INSTRUCTION
Extract every line that includes the string "JSON".
━━━ SOURCE MATERIAL ━━━
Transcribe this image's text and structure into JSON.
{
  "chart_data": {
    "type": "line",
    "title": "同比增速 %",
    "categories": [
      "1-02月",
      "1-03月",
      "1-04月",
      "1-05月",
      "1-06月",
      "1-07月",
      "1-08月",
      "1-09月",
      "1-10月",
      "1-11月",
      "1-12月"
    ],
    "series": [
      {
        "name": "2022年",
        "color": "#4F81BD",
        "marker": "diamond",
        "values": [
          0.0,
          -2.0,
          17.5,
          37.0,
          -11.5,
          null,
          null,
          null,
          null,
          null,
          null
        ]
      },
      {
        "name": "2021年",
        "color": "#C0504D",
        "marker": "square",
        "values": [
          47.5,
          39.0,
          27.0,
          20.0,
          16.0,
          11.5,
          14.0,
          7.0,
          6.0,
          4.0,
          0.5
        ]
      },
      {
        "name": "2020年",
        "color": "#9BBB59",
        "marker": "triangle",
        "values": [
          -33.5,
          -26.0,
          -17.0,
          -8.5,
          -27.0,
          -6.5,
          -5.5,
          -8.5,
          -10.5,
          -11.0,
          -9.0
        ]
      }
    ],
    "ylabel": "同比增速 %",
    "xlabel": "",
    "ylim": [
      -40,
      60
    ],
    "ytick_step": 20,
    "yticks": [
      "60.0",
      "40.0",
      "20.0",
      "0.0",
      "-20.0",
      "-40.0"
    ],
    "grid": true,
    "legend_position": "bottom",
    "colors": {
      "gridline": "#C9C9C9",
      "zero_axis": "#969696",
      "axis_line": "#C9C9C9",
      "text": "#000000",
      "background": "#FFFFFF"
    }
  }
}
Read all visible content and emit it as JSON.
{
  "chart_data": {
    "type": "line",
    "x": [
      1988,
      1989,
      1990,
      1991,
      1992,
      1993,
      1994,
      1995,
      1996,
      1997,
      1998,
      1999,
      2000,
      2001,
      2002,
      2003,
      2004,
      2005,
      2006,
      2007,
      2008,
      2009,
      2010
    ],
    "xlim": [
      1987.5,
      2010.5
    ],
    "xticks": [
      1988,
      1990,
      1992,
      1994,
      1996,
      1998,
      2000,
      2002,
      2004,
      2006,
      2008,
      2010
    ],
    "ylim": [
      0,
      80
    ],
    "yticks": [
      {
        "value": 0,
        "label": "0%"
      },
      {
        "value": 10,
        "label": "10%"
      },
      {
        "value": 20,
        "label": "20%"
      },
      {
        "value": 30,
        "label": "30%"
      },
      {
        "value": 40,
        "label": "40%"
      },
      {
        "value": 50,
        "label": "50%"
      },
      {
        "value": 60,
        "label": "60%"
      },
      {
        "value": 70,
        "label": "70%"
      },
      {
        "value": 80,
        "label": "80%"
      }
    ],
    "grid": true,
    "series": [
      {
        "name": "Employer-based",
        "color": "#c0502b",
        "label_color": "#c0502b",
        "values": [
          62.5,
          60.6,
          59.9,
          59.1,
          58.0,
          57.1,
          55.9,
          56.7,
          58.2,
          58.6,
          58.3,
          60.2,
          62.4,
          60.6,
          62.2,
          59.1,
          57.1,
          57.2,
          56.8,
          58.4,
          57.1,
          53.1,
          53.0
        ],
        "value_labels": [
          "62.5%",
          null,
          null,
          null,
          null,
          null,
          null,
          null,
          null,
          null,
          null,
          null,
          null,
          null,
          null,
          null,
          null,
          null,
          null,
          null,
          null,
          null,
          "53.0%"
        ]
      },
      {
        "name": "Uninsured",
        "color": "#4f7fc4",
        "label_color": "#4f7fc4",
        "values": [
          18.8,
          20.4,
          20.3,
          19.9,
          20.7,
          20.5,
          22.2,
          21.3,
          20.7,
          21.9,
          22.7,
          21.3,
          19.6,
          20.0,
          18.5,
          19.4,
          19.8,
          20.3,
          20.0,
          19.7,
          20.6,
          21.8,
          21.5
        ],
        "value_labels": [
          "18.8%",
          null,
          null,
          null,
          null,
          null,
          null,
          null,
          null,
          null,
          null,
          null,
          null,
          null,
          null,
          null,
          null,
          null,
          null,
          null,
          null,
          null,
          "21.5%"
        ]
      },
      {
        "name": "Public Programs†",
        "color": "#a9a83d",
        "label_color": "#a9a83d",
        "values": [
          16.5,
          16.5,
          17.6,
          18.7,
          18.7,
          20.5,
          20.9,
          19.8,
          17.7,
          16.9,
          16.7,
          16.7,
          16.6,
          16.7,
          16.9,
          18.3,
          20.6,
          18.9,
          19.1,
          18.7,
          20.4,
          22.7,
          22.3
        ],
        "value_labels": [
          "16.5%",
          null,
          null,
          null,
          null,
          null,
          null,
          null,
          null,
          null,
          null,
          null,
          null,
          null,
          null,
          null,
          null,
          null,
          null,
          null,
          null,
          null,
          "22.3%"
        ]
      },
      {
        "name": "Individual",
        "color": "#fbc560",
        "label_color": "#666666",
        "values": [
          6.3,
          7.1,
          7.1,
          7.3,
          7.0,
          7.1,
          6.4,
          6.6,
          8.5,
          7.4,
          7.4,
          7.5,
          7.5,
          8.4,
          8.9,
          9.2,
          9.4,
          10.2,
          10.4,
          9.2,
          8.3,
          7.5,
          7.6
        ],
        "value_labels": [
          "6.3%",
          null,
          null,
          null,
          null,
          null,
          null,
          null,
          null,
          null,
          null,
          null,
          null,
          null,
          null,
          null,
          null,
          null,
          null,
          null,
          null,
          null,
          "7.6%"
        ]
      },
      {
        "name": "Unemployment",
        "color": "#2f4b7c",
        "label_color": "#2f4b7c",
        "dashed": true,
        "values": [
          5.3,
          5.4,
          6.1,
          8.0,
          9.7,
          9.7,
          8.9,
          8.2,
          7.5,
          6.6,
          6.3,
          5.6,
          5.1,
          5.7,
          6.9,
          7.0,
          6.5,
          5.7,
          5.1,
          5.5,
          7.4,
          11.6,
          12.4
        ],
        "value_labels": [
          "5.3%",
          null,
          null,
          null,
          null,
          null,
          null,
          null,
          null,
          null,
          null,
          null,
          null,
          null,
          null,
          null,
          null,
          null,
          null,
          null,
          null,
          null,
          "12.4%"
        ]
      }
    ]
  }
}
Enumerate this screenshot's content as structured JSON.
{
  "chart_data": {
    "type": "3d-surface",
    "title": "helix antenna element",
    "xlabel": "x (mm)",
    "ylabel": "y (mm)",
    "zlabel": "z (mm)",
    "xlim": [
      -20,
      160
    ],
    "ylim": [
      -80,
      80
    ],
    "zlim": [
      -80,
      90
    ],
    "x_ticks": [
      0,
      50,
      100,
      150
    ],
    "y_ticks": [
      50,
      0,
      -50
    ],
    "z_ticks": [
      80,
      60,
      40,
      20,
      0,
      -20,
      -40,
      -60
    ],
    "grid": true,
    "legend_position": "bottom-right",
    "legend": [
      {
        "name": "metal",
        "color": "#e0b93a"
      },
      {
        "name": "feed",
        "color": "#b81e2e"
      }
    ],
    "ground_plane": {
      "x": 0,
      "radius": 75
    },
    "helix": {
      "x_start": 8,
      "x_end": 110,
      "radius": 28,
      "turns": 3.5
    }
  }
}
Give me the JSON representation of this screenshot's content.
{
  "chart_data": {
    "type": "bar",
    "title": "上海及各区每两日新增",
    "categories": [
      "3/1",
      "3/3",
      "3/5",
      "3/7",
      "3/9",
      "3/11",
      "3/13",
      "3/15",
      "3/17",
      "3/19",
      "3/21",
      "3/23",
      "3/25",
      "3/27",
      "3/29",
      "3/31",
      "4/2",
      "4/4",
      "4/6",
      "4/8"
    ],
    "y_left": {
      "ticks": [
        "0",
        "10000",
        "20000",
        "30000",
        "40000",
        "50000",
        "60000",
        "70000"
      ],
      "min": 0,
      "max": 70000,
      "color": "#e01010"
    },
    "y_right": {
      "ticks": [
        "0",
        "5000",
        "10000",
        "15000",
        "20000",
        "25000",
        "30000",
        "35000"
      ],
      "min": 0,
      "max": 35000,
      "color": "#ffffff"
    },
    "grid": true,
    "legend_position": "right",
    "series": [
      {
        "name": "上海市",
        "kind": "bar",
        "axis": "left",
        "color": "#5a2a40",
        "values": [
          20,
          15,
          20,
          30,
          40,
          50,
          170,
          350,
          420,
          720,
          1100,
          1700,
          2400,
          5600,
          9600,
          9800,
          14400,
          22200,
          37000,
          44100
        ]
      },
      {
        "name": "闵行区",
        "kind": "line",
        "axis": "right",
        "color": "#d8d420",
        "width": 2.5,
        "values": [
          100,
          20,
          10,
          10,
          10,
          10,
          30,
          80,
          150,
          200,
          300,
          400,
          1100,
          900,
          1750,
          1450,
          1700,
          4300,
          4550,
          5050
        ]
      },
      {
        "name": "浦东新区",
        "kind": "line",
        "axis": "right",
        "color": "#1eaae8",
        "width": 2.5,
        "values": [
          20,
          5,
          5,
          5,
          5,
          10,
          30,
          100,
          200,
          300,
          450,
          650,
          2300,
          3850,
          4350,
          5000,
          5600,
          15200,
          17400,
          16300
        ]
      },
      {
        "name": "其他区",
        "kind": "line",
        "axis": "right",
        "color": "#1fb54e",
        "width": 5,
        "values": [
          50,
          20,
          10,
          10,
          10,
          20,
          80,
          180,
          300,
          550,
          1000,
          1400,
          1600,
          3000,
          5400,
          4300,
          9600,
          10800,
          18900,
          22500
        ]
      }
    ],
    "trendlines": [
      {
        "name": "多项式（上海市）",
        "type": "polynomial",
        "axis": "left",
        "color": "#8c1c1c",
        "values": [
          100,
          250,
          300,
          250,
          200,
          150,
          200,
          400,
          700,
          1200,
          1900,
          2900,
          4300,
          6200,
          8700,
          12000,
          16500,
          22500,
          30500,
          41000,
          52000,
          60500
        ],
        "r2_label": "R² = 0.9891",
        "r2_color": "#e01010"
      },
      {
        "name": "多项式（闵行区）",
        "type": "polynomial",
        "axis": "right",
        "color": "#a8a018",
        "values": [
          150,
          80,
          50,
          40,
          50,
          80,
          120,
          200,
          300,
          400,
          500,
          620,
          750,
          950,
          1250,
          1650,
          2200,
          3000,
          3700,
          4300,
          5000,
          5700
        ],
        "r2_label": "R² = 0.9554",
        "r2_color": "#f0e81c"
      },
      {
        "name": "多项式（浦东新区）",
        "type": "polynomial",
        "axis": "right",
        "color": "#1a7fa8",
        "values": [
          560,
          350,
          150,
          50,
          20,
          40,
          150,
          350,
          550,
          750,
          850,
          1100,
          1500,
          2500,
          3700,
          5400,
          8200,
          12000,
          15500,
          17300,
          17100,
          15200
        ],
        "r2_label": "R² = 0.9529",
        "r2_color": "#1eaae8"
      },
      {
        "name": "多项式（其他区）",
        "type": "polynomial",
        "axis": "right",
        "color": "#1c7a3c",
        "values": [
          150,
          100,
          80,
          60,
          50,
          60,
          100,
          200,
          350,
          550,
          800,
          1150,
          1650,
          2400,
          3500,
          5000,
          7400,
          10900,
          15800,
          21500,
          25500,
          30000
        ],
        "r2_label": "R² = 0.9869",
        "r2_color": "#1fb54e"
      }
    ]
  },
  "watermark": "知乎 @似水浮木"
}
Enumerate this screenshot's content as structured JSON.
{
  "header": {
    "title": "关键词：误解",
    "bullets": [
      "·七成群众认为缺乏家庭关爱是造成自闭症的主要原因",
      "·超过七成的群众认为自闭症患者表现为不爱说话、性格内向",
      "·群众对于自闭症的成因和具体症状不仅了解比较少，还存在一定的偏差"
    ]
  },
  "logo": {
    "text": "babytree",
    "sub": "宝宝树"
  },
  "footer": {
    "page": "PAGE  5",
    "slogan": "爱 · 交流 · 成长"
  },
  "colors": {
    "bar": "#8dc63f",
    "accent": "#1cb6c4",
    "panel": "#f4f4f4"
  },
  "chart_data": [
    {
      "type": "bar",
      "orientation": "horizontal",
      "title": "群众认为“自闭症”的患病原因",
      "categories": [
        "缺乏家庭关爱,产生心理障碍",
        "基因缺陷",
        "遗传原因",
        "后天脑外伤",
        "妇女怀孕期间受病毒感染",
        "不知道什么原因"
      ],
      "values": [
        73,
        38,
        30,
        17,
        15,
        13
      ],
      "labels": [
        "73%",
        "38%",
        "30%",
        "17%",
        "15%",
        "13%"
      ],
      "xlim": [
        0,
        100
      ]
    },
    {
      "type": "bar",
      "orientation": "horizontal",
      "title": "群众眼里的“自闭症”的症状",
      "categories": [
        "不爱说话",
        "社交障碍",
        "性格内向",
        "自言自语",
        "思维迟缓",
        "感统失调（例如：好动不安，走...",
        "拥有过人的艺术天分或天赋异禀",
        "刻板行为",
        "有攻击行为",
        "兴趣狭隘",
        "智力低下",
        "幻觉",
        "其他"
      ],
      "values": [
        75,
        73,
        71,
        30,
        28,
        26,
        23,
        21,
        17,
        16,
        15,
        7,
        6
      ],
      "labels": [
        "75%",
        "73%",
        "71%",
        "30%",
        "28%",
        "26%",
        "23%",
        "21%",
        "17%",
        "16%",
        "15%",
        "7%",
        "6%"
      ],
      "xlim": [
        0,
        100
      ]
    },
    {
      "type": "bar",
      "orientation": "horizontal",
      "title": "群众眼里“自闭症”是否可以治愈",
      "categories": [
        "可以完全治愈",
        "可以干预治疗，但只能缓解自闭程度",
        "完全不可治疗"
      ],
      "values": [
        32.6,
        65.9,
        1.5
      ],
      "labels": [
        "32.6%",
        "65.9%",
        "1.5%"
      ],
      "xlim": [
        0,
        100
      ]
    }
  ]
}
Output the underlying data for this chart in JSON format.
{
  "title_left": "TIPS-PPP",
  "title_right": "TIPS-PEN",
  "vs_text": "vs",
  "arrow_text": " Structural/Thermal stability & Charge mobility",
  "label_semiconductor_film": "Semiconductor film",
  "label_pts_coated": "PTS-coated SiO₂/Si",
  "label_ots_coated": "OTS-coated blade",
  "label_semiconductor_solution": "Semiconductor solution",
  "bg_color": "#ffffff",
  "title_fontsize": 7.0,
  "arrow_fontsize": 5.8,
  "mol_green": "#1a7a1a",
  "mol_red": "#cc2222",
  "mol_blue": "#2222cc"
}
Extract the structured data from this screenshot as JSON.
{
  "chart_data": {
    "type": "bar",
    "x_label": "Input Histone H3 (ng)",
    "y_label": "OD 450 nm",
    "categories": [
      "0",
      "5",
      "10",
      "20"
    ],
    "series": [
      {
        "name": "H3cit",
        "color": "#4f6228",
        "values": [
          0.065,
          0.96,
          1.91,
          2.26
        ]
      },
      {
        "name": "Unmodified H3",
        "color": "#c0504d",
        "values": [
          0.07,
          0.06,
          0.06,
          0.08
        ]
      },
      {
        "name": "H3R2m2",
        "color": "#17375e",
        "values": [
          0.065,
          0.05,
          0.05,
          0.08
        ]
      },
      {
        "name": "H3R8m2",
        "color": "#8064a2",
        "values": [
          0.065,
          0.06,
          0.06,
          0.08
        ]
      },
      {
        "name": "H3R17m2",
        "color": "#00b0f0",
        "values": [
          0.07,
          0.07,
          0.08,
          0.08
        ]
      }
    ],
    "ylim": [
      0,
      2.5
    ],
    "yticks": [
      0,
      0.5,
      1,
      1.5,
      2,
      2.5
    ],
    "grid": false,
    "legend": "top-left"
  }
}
━━━
EXERCISE RESULT
Transcribe this image's text and structure into JSON.
Read all visible content and emit it as JSON.
Enumerate this screenshot's content as structured JSON.
Give me the JSON representation of this screenshot's content.
Enumerate this screenshot's content as structured JSON.
Output the underlying data for this chart in JSON format.
Extract the structured data from this screenshot as JSON.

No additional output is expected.